Locate the lines of the listing below that hold "Configuración", then copy each of them.

# # #

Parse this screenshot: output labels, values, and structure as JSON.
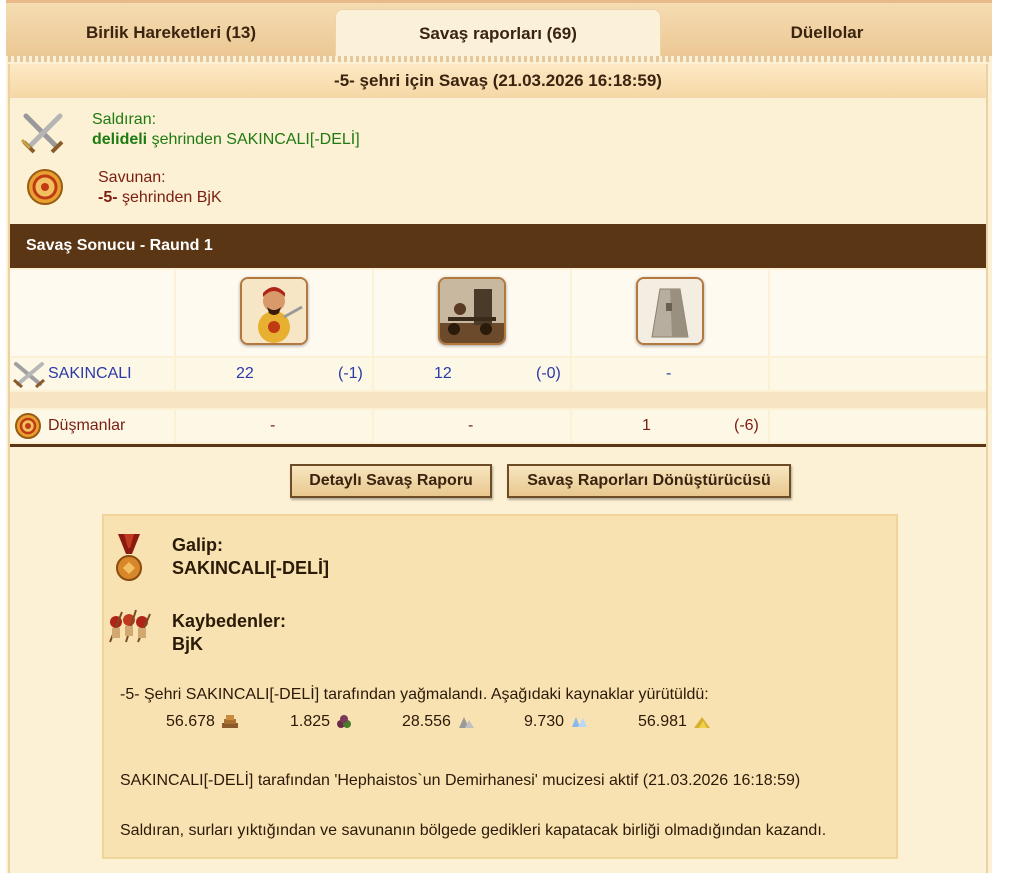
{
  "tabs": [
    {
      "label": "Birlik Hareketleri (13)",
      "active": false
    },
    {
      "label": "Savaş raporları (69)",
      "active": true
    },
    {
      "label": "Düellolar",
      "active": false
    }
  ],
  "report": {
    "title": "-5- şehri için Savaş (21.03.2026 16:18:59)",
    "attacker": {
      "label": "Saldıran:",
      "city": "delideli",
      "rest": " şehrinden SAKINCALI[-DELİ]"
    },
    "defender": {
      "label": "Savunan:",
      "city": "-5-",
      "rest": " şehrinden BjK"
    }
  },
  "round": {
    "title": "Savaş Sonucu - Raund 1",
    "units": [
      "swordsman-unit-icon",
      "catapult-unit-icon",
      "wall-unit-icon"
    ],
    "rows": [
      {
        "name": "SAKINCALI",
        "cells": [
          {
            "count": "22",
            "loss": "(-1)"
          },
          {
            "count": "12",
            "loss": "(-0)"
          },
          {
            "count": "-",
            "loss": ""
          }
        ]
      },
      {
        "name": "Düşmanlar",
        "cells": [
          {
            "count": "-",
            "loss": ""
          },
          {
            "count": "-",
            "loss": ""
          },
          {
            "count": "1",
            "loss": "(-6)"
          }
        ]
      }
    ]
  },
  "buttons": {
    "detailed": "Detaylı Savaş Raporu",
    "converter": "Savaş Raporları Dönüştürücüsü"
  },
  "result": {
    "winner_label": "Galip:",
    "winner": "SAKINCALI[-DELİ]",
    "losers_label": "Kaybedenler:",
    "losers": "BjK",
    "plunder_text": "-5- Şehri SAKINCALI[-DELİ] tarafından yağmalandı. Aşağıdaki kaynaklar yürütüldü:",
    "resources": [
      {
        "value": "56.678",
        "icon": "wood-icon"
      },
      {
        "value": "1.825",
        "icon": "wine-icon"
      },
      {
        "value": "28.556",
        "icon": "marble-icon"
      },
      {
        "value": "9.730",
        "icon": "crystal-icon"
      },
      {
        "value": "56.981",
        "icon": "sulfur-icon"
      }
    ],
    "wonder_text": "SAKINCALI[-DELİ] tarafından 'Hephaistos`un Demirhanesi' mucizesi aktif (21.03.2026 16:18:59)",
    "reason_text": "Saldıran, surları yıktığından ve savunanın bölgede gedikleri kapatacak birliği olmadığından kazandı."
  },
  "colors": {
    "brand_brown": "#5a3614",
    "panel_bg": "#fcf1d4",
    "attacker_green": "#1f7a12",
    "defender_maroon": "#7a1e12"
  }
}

# # #

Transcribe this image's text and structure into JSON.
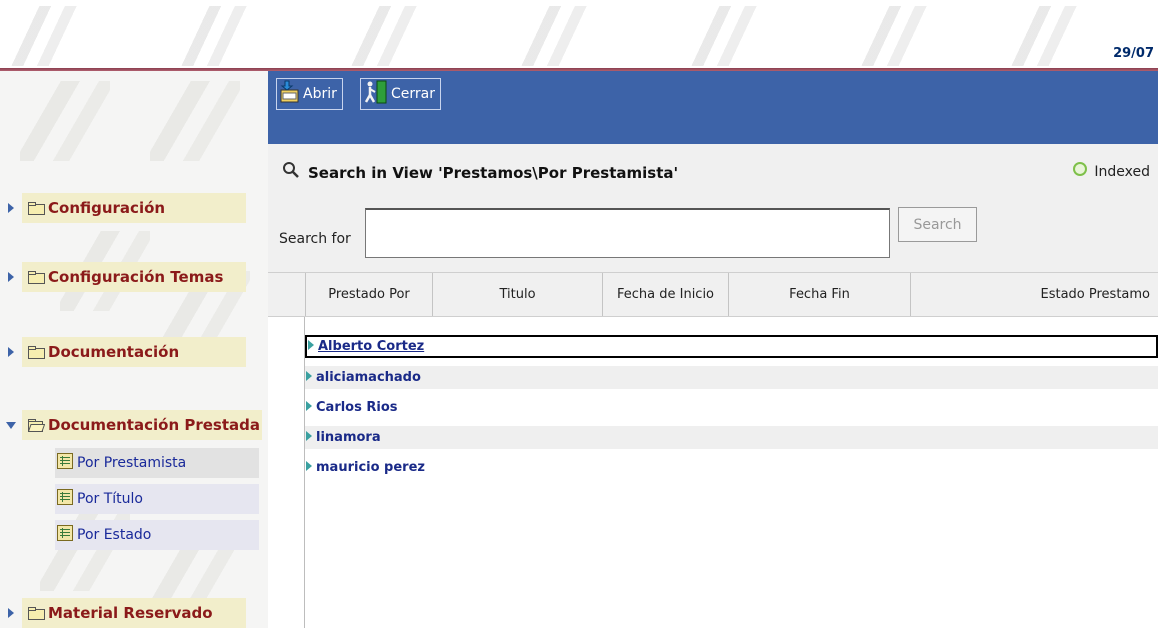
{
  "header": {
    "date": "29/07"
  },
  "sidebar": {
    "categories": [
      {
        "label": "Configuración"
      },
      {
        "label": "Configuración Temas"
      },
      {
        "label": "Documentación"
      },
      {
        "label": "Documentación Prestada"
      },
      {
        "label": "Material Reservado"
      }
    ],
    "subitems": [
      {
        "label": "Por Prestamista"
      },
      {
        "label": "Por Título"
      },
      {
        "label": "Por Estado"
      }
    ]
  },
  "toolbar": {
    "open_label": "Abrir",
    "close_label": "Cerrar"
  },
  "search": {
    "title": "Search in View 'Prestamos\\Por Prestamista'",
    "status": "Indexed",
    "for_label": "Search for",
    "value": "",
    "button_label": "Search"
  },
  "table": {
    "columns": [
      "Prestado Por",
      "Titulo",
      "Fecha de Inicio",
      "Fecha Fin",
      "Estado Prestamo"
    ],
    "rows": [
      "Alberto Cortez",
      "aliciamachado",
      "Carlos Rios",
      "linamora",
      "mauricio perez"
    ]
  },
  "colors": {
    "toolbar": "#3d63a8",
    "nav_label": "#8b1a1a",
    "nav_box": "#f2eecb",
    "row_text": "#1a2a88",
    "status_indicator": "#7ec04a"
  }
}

# # #

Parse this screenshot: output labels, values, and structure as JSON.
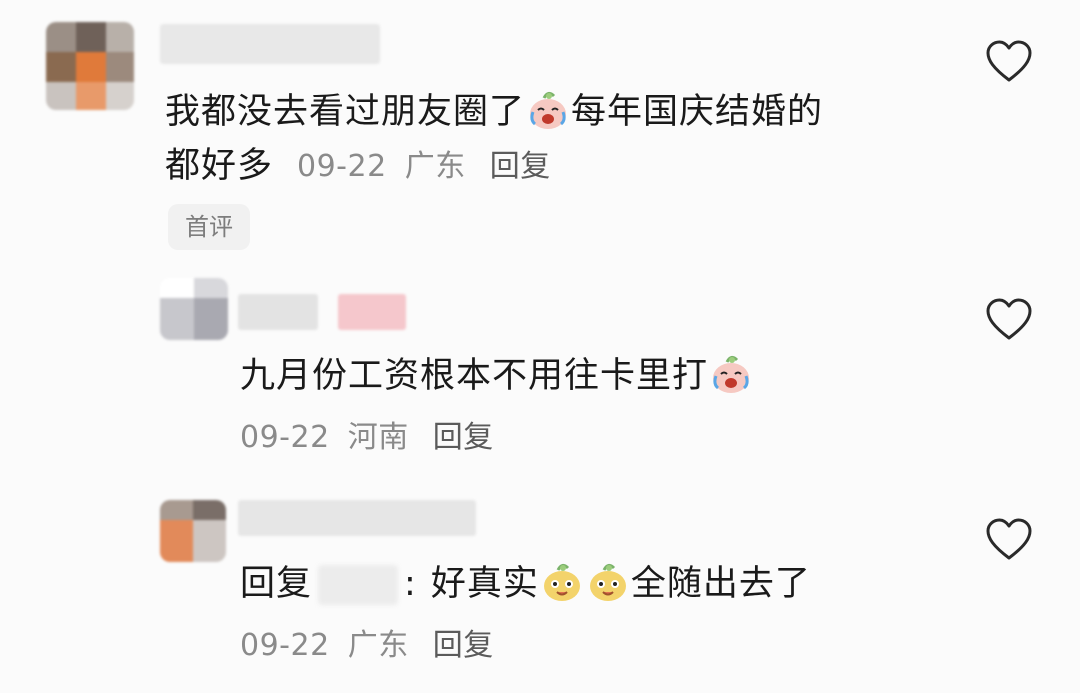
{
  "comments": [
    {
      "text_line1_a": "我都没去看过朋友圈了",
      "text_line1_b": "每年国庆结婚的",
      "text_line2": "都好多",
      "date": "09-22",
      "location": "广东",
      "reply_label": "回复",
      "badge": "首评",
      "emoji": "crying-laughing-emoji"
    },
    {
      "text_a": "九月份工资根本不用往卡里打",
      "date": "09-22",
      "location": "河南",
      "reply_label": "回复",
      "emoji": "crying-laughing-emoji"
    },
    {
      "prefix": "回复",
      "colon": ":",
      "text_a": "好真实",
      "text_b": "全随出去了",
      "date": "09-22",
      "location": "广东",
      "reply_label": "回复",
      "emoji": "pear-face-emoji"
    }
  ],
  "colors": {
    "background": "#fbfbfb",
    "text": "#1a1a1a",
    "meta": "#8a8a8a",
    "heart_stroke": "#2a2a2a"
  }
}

# # #

● ANSWER FOR THIS EXERCISE
        "label": "Configuración"
        "label": "Configuración Temas"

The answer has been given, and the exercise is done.